=== EXERCISE INPUTS ===
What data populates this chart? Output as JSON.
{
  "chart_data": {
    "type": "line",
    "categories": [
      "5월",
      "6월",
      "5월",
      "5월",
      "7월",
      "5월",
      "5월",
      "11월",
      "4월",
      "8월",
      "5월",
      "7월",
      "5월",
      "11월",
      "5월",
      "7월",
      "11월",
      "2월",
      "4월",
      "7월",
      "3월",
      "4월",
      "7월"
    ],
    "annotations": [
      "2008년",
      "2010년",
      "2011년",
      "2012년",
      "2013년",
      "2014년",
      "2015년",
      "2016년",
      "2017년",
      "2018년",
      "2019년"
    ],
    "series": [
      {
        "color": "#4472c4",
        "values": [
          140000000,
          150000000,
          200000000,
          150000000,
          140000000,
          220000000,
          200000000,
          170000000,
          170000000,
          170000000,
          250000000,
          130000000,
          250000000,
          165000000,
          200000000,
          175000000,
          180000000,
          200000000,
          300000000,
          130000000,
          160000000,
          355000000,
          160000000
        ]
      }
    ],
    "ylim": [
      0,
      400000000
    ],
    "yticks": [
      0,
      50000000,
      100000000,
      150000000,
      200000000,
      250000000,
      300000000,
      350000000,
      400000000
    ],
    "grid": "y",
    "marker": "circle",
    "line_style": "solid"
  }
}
===
--- WHAT YOU NEED TO DO ---
Write all of the records out again exactly.

--- ANSWER TO THIS TASK ---
What data populates this chart? Output as JSON.
{
  "chart_data": {
    "type": "line",
    "categories": [
      "5월",
      "6월",
      "5월",
      "5월",
      "7월",
      "5월",
      "5월",
      "11월",
      "4월",
      "8월",
      "5월",
      "7월",
      "5월",
      "11월",
      "5월",
      "7월",
      "11월",
      "2월",
      "4월",
      "7월",
      "3월",
      "4월",
      "7월"
    ],
    "annotations": [
      "2008년",
      "2010년",
      "2011년",
      "2012년",
      "2013년",
      "2014년",
      "2015년",
      "2016년",
      "2017년",
      "2018년",
      "2019년"
    ],
    "series": [
      {
        "color": "#4472c4",
        "values": [
          140000000,
          150000000,
          200000000,
          150000000,
          140000000,
          220000000,
          200000000,
          170000000,
          170000000,
          170000000,
          250000000,
          130000000,
          250000000,
          165000000,
          200000000,
          175000000,
          180000000,
          200000000,
          300000000,
          130000000,
          160000000,
          355000000,
          160000000
        ]
      }
    ],
    "ylim": [
      0,
      400000000
    ],
    "yticks": [
      0,
      50000000,
      100000000,
      150000000,
      200000000,
      250000000,
      300000000,
      350000000,
      400000000
    ],
    "grid": "y",
    "marker": "circle",
    "line_style": "solid"
  }
}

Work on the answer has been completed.